Begin
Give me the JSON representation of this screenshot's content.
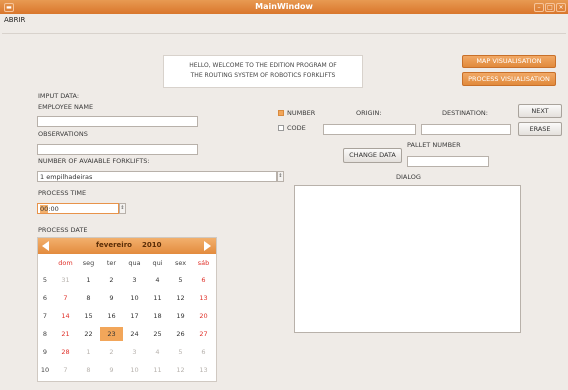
{
  "window": {
    "title": "MainWindow"
  },
  "menu": {
    "abrir": "ABRIR"
  },
  "welcome": {
    "line1": "HELLO, WELCOME TO THE EDITION PROGRAM OF",
    "line2": "THE ROUTING SYSTEM OF ROBOTICS FORKLIFTS"
  },
  "buttons": {
    "map": "MAP VISUALISATION",
    "process": "PROCESS VISUALISATION",
    "next": "NEXT",
    "erase": "ERASE",
    "change_data": "CHANGE DATA"
  },
  "labels": {
    "imput_data": "IMPUT DATA:",
    "employee_name": "EMPLOYEE NAME",
    "observations": "OBSERVATIONS",
    "num_forklifts": "NUMBER OF AVAIABLE FORKLIFTS:",
    "process_time": "PROCESS TIME",
    "process_date": "PROCESS DATE",
    "number": "NUMBER",
    "code": "CODE",
    "origin": "ORIGIN:",
    "destination": "DESTINATION:",
    "pallet_number": "PALLET NUMBER",
    "dialog": "DIALOG"
  },
  "fields": {
    "employee_name": "",
    "observations": "",
    "forklifts": "1 empilhadeiras",
    "time_hour": "00",
    "time_rest": ":00",
    "origin": "",
    "destination": "",
    "pallet_number": ""
  },
  "calendar": {
    "month": "fevereiro",
    "year": "2010",
    "weekdays": [
      "dom",
      "seg",
      "ter",
      "qua",
      "qui",
      "sex",
      "sáb"
    ],
    "weeks": [
      {
        "n": "5",
        "days": [
          "31",
          "1",
          "2",
          "3",
          "4",
          "5",
          "6"
        ]
      },
      {
        "n": "6",
        "days": [
          "7",
          "8",
          "9",
          "10",
          "11",
          "12",
          "13"
        ]
      },
      {
        "n": "7",
        "days": [
          "14",
          "15",
          "16",
          "17",
          "18",
          "19",
          "20"
        ]
      },
      {
        "n": "8",
        "days": [
          "21",
          "22",
          "23",
          "24",
          "25",
          "26",
          "27"
        ]
      },
      {
        "n": "9",
        "days": [
          "28",
          "1",
          "2",
          "3",
          "4",
          "5",
          "6"
        ]
      },
      {
        "n": "10",
        "days": [
          "7",
          "8",
          "9",
          "10",
          "11",
          "12",
          "13"
        ]
      }
    ],
    "selected_day": "23",
    "colors": {
      "weekend": "#e0312a",
      "other_month": "#b7b2ad",
      "selected": "#f2a65a"
    }
  }
}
End
### What the task asks
Where does the word "DATA" appear? Return each line that holds it.

### Result of this task
    "change_data": "CHANGE DATA"
    "imput_data": "IMPUT DATA:",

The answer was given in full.